Stored records
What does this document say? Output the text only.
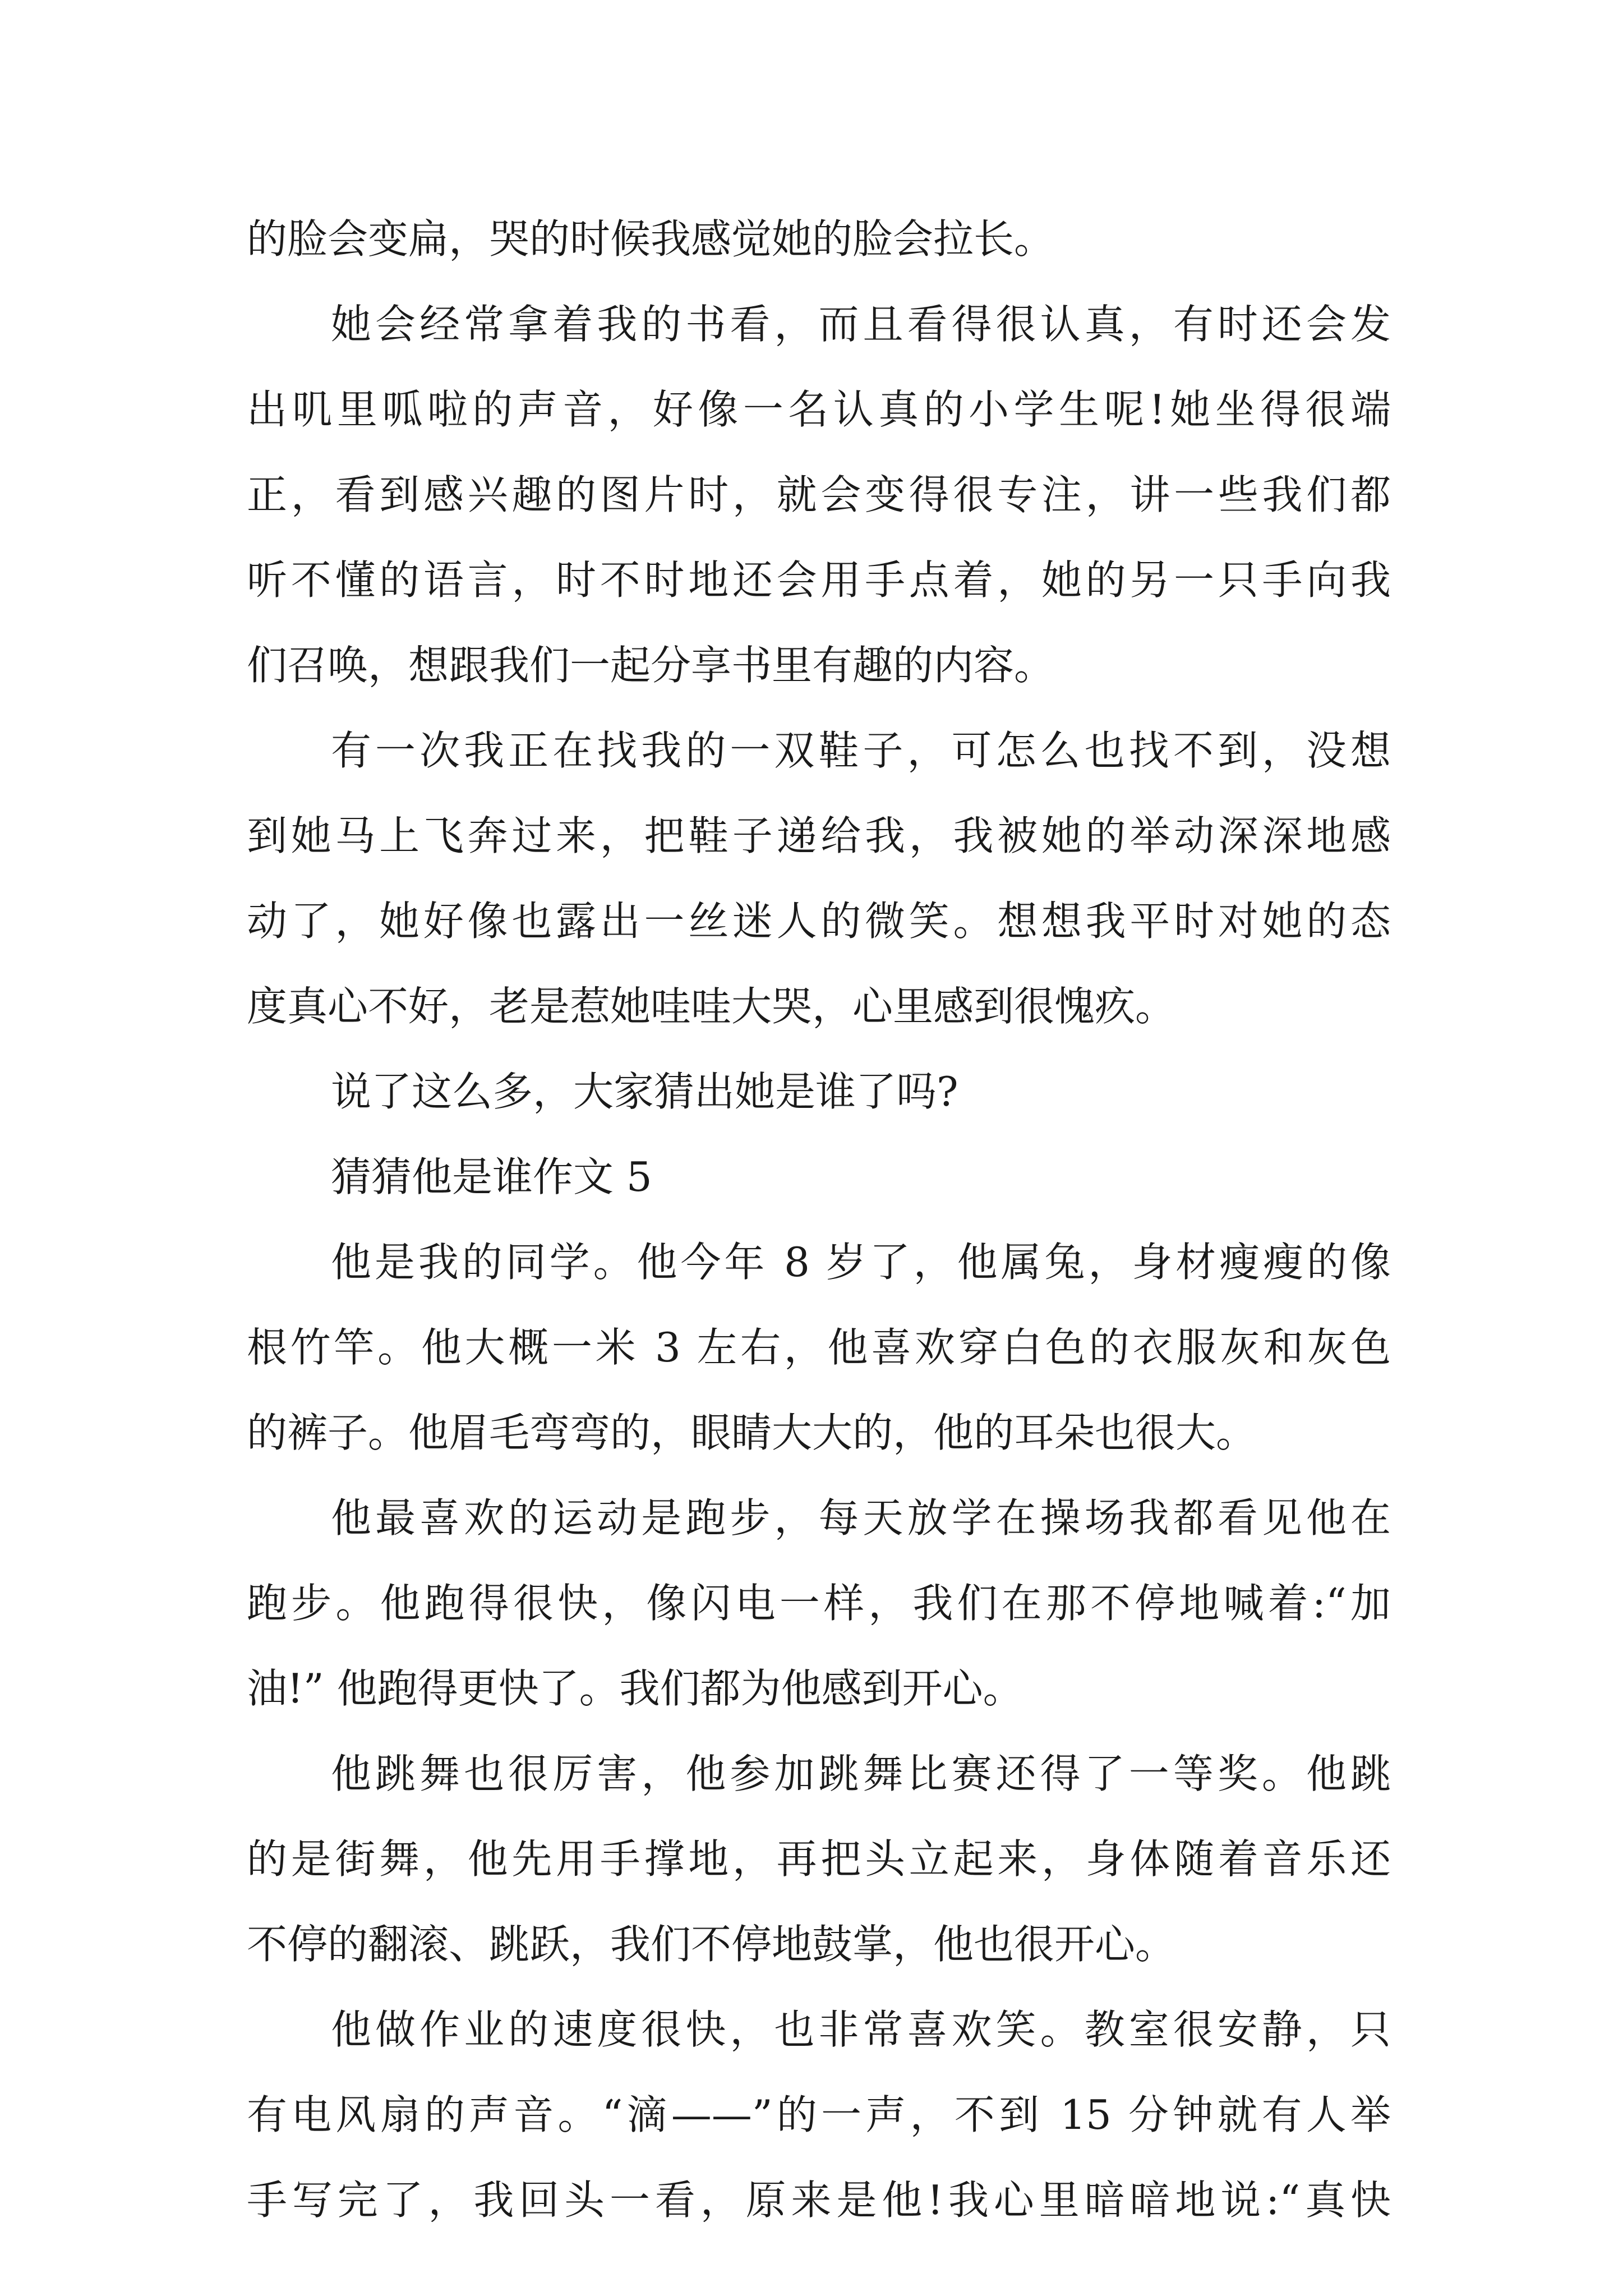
的脸会变扁，哭的时候我感觉她的脸会拉长。
她会经常拿着我的书看，而且看得很认真，有时还会发
出叽里呱啦的声音，好像一名认真的小学生呢!她坐得很端
正，看到感兴趣的图片时，就会变得很专注，讲一些我们都
听不懂的语言，时不时地还会用手点着，她的另一只手向我
们召唤，想跟我们一起分享书里有趣的内容。
有一次我正在找我的一双鞋子，可怎么也找不到，没想
到她马上飞奔过来，把鞋子递给我，我被她的举动深深地感
动了，她好像也露出一丝迷人的微笑。想想我平时对她的态
度真心不好，老是惹她哇哇大哭，心里感到很愧疚。
说了这么多，大家猜出她是谁了吗?
猜猜他是谁作文 5
他是我的同学。他今年 8 岁了，他属兔，身材瘦瘦的像
根竹竿。他大概一米 3 左右，他喜欢穿白色的衣服灰和灰色
的裤子。他眉毛弯弯的，眼睛大大的，他的耳朵也很大。
他最喜欢的运动是跑步，每天放学在操场我都看见他在
跑步。他跑得很快，像闪电一样，我们在那不停地喊着:“加
油!” 他跑得更快了。我们都为他感到开心。
他跳舞也很厉害，他参加跳舞比赛还得了一等奖。他跳
的是街舞，他先用手撑地，再把头立起来，身体随着音乐还
不停的翻滚、跳跃，我们不停地鼓掌，他也很开心。
他做作业的速度很快，也非常喜欢笑。教室很安静，只
有电风扇的声音。“滴——”的一声，不到 15 分钟就有人举
手写完了，我回头一看，原来是他!我心里暗暗地说:“真快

Exercise brief
Return each line from the material above exactly, but not the pictures.

Result of this exercise
What does this document say? Output the text only.
的脸会变扁，哭的时候我感觉她的脸会拉长。
她会经常拿着我的书看，而且看得很认真，有时还会发
出叽里呱啦的声音，好像一名认真的小学生呢!她坐得很端
正，看到感兴趣的图片时，就会变得很专注，讲一些我们都
听不懂的语言，时不时地还会用手点着，她的另一只手向我
们召唤，想跟我们一起分享书里有趣的内容。
有一次我正在找我的一双鞋子，可怎么也找不到，没想
到她马上飞奔过来，把鞋子递给我，我被她的举动深深地感
动了，她好像也露出一丝迷人的微笑。想想我平时对她的态
度真心不好，老是惹她哇哇大哭，心里感到很愧疚。
说了这么多，大家猜出她是谁了吗?
猜猜他是谁作文 5
他是我的同学。他今年 8 岁了，他属兔，身材瘦瘦的像
根竹竿。他大概一米 3 左右，他喜欢穿白色的衣服灰和灰色
的裤子。他眉毛弯弯的，眼睛大大的，他的耳朵也很大。
他最喜欢的运动是跑步，每天放学在操场我都看见他在
跑步。他跑得很快，像闪电一样，我们在那不停地喊着:“加
油!” 他跑得更快了。我们都为他感到开心。
他跳舞也很厉害，他参加跳舞比赛还得了一等奖。他跳
的是街舞，他先用手撑地，再把头立起来，身体随着音乐还
不停的翻滚、跳跃，我们不停地鼓掌，他也很开心。
他做作业的速度很快，也非常喜欢笑。教室很安静，只
有电风扇的声音。“滴——”的一声，不到 15 分钟就有人举
手写完了，我回头一看，原来是他!我心里暗暗地说:“真快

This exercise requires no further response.